> _TASK INPUT_:
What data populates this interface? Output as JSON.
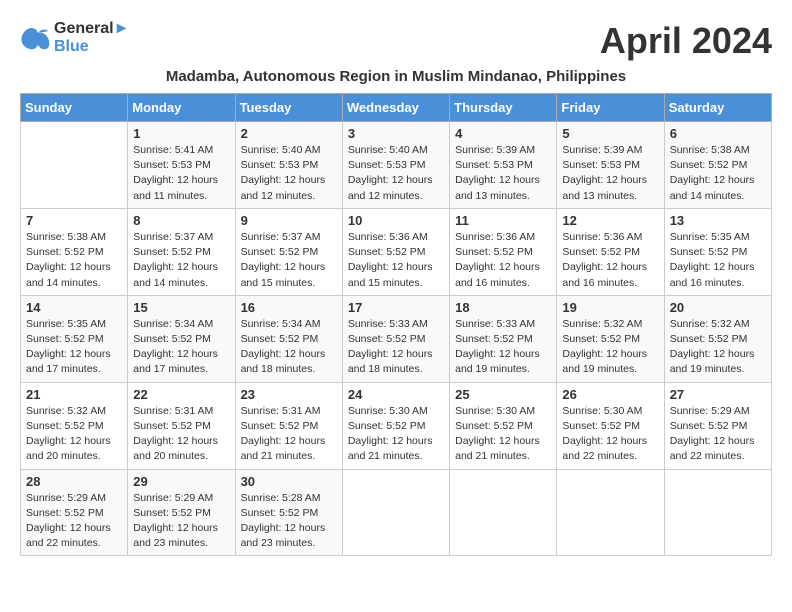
{
  "header": {
    "logo_line1": "General",
    "logo_line2": "Blue",
    "month_title": "April 2024",
    "subtitle": "Madamba, Autonomous Region in Muslim Mindanao, Philippines"
  },
  "days_of_week": [
    "Sunday",
    "Monday",
    "Tuesday",
    "Wednesday",
    "Thursday",
    "Friday",
    "Saturday"
  ],
  "weeks": [
    [
      {
        "day": "",
        "sunrise": "",
        "sunset": "",
        "daylight": ""
      },
      {
        "day": "1",
        "sunrise": "Sunrise: 5:41 AM",
        "sunset": "Sunset: 5:53 PM",
        "daylight": "Daylight: 12 hours and 11 minutes."
      },
      {
        "day": "2",
        "sunrise": "Sunrise: 5:40 AM",
        "sunset": "Sunset: 5:53 PM",
        "daylight": "Daylight: 12 hours and 12 minutes."
      },
      {
        "day": "3",
        "sunrise": "Sunrise: 5:40 AM",
        "sunset": "Sunset: 5:53 PM",
        "daylight": "Daylight: 12 hours and 12 minutes."
      },
      {
        "day": "4",
        "sunrise": "Sunrise: 5:39 AM",
        "sunset": "Sunset: 5:53 PM",
        "daylight": "Daylight: 12 hours and 13 minutes."
      },
      {
        "day": "5",
        "sunrise": "Sunrise: 5:39 AM",
        "sunset": "Sunset: 5:53 PM",
        "daylight": "Daylight: 12 hours and 13 minutes."
      },
      {
        "day": "6",
        "sunrise": "Sunrise: 5:38 AM",
        "sunset": "Sunset: 5:52 PM",
        "daylight": "Daylight: 12 hours and 14 minutes."
      }
    ],
    [
      {
        "day": "7",
        "sunrise": "Sunrise: 5:38 AM",
        "sunset": "Sunset: 5:52 PM",
        "daylight": "Daylight: 12 hours and 14 minutes."
      },
      {
        "day": "8",
        "sunrise": "Sunrise: 5:37 AM",
        "sunset": "Sunset: 5:52 PM",
        "daylight": "Daylight: 12 hours and 14 minutes."
      },
      {
        "day": "9",
        "sunrise": "Sunrise: 5:37 AM",
        "sunset": "Sunset: 5:52 PM",
        "daylight": "Daylight: 12 hours and 15 minutes."
      },
      {
        "day": "10",
        "sunrise": "Sunrise: 5:36 AM",
        "sunset": "Sunset: 5:52 PM",
        "daylight": "Daylight: 12 hours and 15 minutes."
      },
      {
        "day": "11",
        "sunrise": "Sunrise: 5:36 AM",
        "sunset": "Sunset: 5:52 PM",
        "daylight": "Daylight: 12 hours and 16 minutes."
      },
      {
        "day": "12",
        "sunrise": "Sunrise: 5:36 AM",
        "sunset": "Sunset: 5:52 PM",
        "daylight": "Daylight: 12 hours and 16 minutes."
      },
      {
        "day": "13",
        "sunrise": "Sunrise: 5:35 AM",
        "sunset": "Sunset: 5:52 PM",
        "daylight": "Daylight: 12 hours and 16 minutes."
      }
    ],
    [
      {
        "day": "14",
        "sunrise": "Sunrise: 5:35 AM",
        "sunset": "Sunset: 5:52 PM",
        "daylight": "Daylight: 12 hours and 17 minutes."
      },
      {
        "day": "15",
        "sunrise": "Sunrise: 5:34 AM",
        "sunset": "Sunset: 5:52 PM",
        "daylight": "Daylight: 12 hours and 17 minutes."
      },
      {
        "day": "16",
        "sunrise": "Sunrise: 5:34 AM",
        "sunset": "Sunset: 5:52 PM",
        "daylight": "Daylight: 12 hours and 18 minutes."
      },
      {
        "day": "17",
        "sunrise": "Sunrise: 5:33 AM",
        "sunset": "Sunset: 5:52 PM",
        "daylight": "Daylight: 12 hours and 18 minutes."
      },
      {
        "day": "18",
        "sunrise": "Sunrise: 5:33 AM",
        "sunset": "Sunset: 5:52 PM",
        "daylight": "Daylight: 12 hours and 19 minutes."
      },
      {
        "day": "19",
        "sunrise": "Sunrise: 5:32 AM",
        "sunset": "Sunset: 5:52 PM",
        "daylight": "Daylight: 12 hours and 19 minutes."
      },
      {
        "day": "20",
        "sunrise": "Sunrise: 5:32 AM",
        "sunset": "Sunset: 5:52 PM",
        "daylight": "Daylight: 12 hours and 19 minutes."
      }
    ],
    [
      {
        "day": "21",
        "sunrise": "Sunrise: 5:32 AM",
        "sunset": "Sunset: 5:52 PM",
        "daylight": "Daylight: 12 hours and 20 minutes."
      },
      {
        "day": "22",
        "sunrise": "Sunrise: 5:31 AM",
        "sunset": "Sunset: 5:52 PM",
        "daylight": "Daylight: 12 hours and 20 minutes."
      },
      {
        "day": "23",
        "sunrise": "Sunrise: 5:31 AM",
        "sunset": "Sunset: 5:52 PM",
        "daylight": "Daylight: 12 hours and 21 minutes."
      },
      {
        "day": "24",
        "sunrise": "Sunrise: 5:30 AM",
        "sunset": "Sunset: 5:52 PM",
        "daylight": "Daylight: 12 hours and 21 minutes."
      },
      {
        "day": "25",
        "sunrise": "Sunrise: 5:30 AM",
        "sunset": "Sunset: 5:52 PM",
        "daylight": "Daylight: 12 hours and 21 minutes."
      },
      {
        "day": "26",
        "sunrise": "Sunrise: 5:30 AM",
        "sunset": "Sunset: 5:52 PM",
        "daylight": "Daylight: 12 hours and 22 minutes."
      },
      {
        "day": "27",
        "sunrise": "Sunrise: 5:29 AM",
        "sunset": "Sunset: 5:52 PM",
        "daylight": "Daylight: 12 hours and 22 minutes."
      }
    ],
    [
      {
        "day": "28",
        "sunrise": "Sunrise: 5:29 AM",
        "sunset": "Sunset: 5:52 PM",
        "daylight": "Daylight: 12 hours and 22 minutes."
      },
      {
        "day": "29",
        "sunrise": "Sunrise: 5:29 AM",
        "sunset": "Sunset: 5:52 PM",
        "daylight": "Daylight: 12 hours and 23 minutes."
      },
      {
        "day": "30",
        "sunrise": "Sunrise: 5:28 AM",
        "sunset": "Sunset: 5:52 PM",
        "daylight": "Daylight: 12 hours and 23 minutes."
      },
      {
        "day": "",
        "sunrise": "",
        "sunset": "",
        "daylight": ""
      },
      {
        "day": "",
        "sunrise": "",
        "sunset": "",
        "daylight": ""
      },
      {
        "day": "",
        "sunrise": "",
        "sunset": "",
        "daylight": ""
      },
      {
        "day": "",
        "sunrise": "",
        "sunset": "",
        "daylight": ""
      }
    ]
  ]
}
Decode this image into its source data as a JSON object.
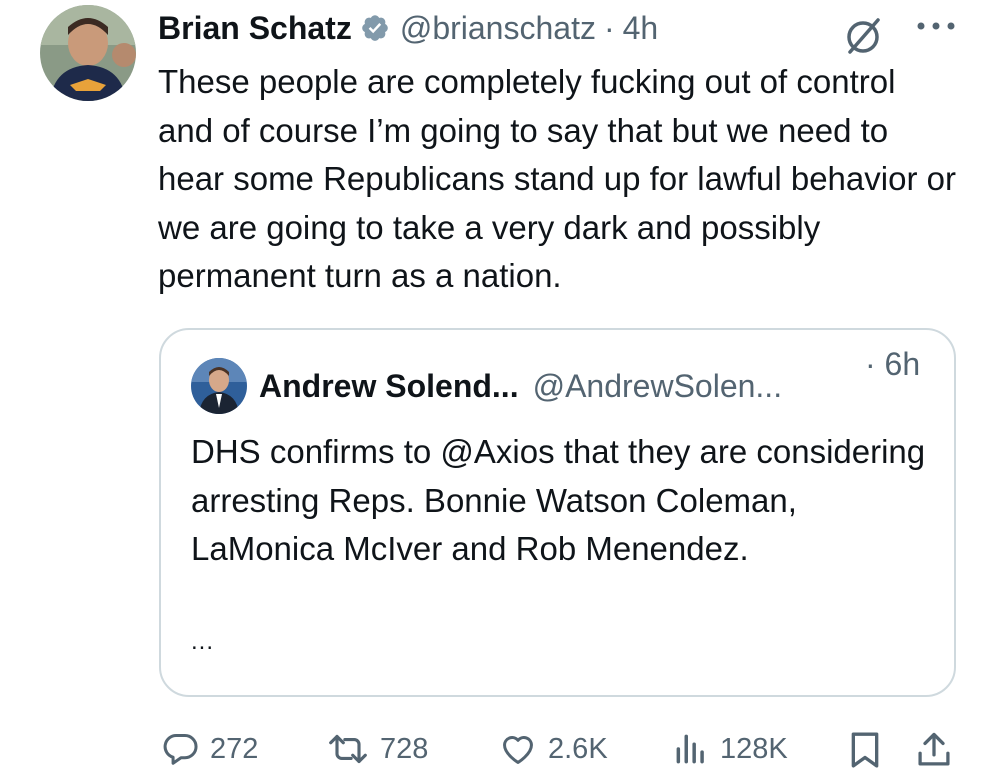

> _EXERCISE_: All records above are to be printed exactly, minus the pictures they contain.

> _EXERCISE OUTPUT_:
What data populates this interface? Output as JSON.
{
  "header": {
    "logo_line1": "General",
    "logo_line2": "Blue",
    "month_title": "April 2024",
    "subtitle": "Madamba, Autonomous Region in Muslim Mindanao, Philippines"
  },
  "days_of_week": [
    "Sunday",
    "Monday",
    "Tuesday",
    "Wednesday",
    "Thursday",
    "Friday",
    "Saturday"
  ],
  "weeks": [
    [
      {
        "day": "",
        "sunrise": "",
        "sunset": "",
        "daylight": ""
      },
      {
        "day": "1",
        "sunrise": "Sunrise: 5:41 AM",
        "sunset": "Sunset: 5:53 PM",
        "daylight": "Daylight: 12 hours and 11 minutes."
      },
      {
        "day": "2",
        "sunrise": "Sunrise: 5:40 AM",
        "sunset": "Sunset: 5:53 PM",
        "daylight": "Daylight: 12 hours and 12 minutes."
      },
      {
        "day": "3",
        "sunrise": "Sunrise: 5:40 AM",
        "sunset": "Sunset: 5:53 PM",
        "daylight": "Daylight: 12 hours and 12 minutes."
      },
      {
        "day": "4",
        "sunrise": "Sunrise: 5:39 AM",
        "sunset": "Sunset: 5:53 PM",
        "daylight": "Daylight: 12 hours and 13 minutes."
      },
      {
        "day": "5",
        "sunrise": "Sunrise: 5:39 AM",
        "sunset": "Sunset: 5:53 PM",
        "daylight": "Daylight: 12 hours and 13 minutes."
      },
      {
        "day": "6",
        "sunrise": "Sunrise: 5:38 AM",
        "sunset": "Sunset: 5:52 PM",
        "daylight": "Daylight: 12 hours and 14 minutes."
      }
    ],
    [
      {
        "day": "7",
        "sunrise": "Sunrise: 5:38 AM",
        "sunset": "Sunset: 5:52 PM",
        "daylight": "Daylight: 12 hours and 14 minutes."
      },
      {
        "day": "8",
        "sunrise": "Sunrise: 5:37 AM",
        "sunset": "Sunset: 5:52 PM",
        "daylight": "Daylight: 12 hours and 14 minutes."
      },
      {
        "day": "9",
        "sunrise": "Sunrise: 5:37 AM",
        "sunset": "Sunset: 5:52 PM",
        "daylight": "Daylight: 12 hours and 15 minutes."
      },
      {
        "day": "10",
        "sunrise": "Sunrise: 5:36 AM",
        "sunset": "Sunset: 5:52 PM",
        "daylight": "Daylight: 12 hours and 15 minutes."
      },
      {
        "day": "11",
        "sunrise": "Sunrise: 5:36 AM",
        "sunset": "Sunset: 5:52 PM",
        "daylight": "Daylight: 12 hours and 16 minutes."
      },
      {
        "day": "12",
        "sunrise": "Sunrise: 5:36 AM",
        "sunset": "Sunset: 5:52 PM",
        "daylight": "Daylight: 12 hours and 16 minutes."
      },
      {
        "day": "13",
        "sunrise": "Sunrise: 5:35 AM",
        "sunset": "Sunset: 5:52 PM",
        "daylight": "Daylight: 12 hours and 16 minutes."
      }
    ],
    [
      {
        "day": "14",
        "sunrise": "Sunrise: 5:35 AM",
        "sunset": "Sunset: 5:52 PM",
        "daylight": "Daylight: 12 hours and 17 minutes."
      },
      {
        "day": "15",
        "sunrise": "Sunrise: 5:34 AM",
        "sunset": "Sunset: 5:52 PM",
        "daylight": "Daylight: 12 hours and 17 minutes."
      },
      {
        "day": "16",
        "sunrise": "Sunrise: 5:34 AM",
        "sunset": "Sunset: 5:52 PM",
        "daylight": "Daylight: 12 hours and 18 minutes."
      },
      {
        "day": "17",
        "sunrise": "Sunrise: 5:33 AM",
        "sunset": "Sunset: 5:52 PM",
        "daylight": "Daylight: 12 hours and 18 minutes."
      },
      {
        "day": "18",
        "sunrise": "Sunrise: 5:33 AM",
        "sunset": "Sunset: 5:52 PM",
        "daylight": "Daylight: 12 hours and 19 minutes."
      },
      {
        "day": "19",
        "sunrise": "Sunrise: 5:32 AM",
        "sunset": "Sunset: 5:52 PM",
        "daylight": "Daylight: 12 hours and 19 minutes."
      },
      {
        "day": "20",
        "sunrise": "Sunrise: 5:32 AM",
        "sunset": "Sunset: 5:52 PM",
        "daylight": "Daylight: 12 hours and 19 minutes."
      }
    ],
    [
      {
        "day": "21",
        "sunrise": "Sunrise: 5:32 AM",
        "sunset": "Sunset: 5:52 PM",
        "daylight": "Daylight: 12 hours and 20 minutes."
      },
      {
        "day": "22",
        "sunrise": "Sunrise: 5:31 AM",
        "sunset": "Sunset: 5:52 PM",
        "daylight": "Daylight: 12 hours and 20 minutes."
      },
      {
        "day": "23",
        "sunrise": "Sunrise: 5:31 AM",
        "sunset": "Sunset: 5:52 PM",
        "daylight": "Daylight: 12 hours and 21 minutes."
      },
      {
        "day": "24",
        "sunrise": "Sunrise: 5:30 AM",
        "sunset": "Sunset: 5:52 PM",
        "daylight": "Daylight: 12 hours and 21 minutes."
      },
      {
        "day": "25",
        "sunrise": "Sunrise: 5:30 AM",
        "sunset": "Sunset: 5:52 PM",
        "daylight": "Daylight: 12 hours and 21 minutes."
      },
      {
        "day": "26",
        "sunrise": "Sunrise: 5:30 AM",
        "sunset": "Sunset: 5:52 PM",
        "daylight": "Daylight: 12 hours and 22 minutes."
      },
      {
        "day": "27",
        "sunrise": "Sunrise: 5:29 AM",
        "sunset": "Sunset: 5:52 PM",
        "daylight": "Daylight: 12 hours and 22 minutes."
      }
    ],
    [
      {
        "day": "28",
        "sunrise": "Sunrise: 5:29 AM",
        "sunset": "Sunset: 5:52 PM",
        "daylight": "Daylight: 12 hours and 22 minutes."
      },
      {
        "day": "29",
        "sunrise": "Sunrise: 5:29 AM",
        "sunset": "Sunset: 5:52 PM",
        "daylight": "Daylight: 12 hours and 23 minutes."
      },
      {
        "day": "30",
        "sunrise": "Sunrise: 5:28 AM",
        "sunset": "Sunset: 5:52 PM",
        "daylight": "Daylight: 12 hours and 23 minutes."
      },
      {
        "day": "",
        "sunrise": "",
        "sunset": "",
        "daylight": ""
      },
      {
        "day": "",
        "sunrise": "",
        "sunset": "",
        "daylight": ""
      },
      {
        "day": "",
        "sunrise": "",
        "sunset": "",
        "daylight": ""
      },
      {
        "day": "",
        "sunrise": "",
        "sunset": "",
        "daylight": ""
      }
    ]
  ]
}
Decode this image into its source data as a JSON object.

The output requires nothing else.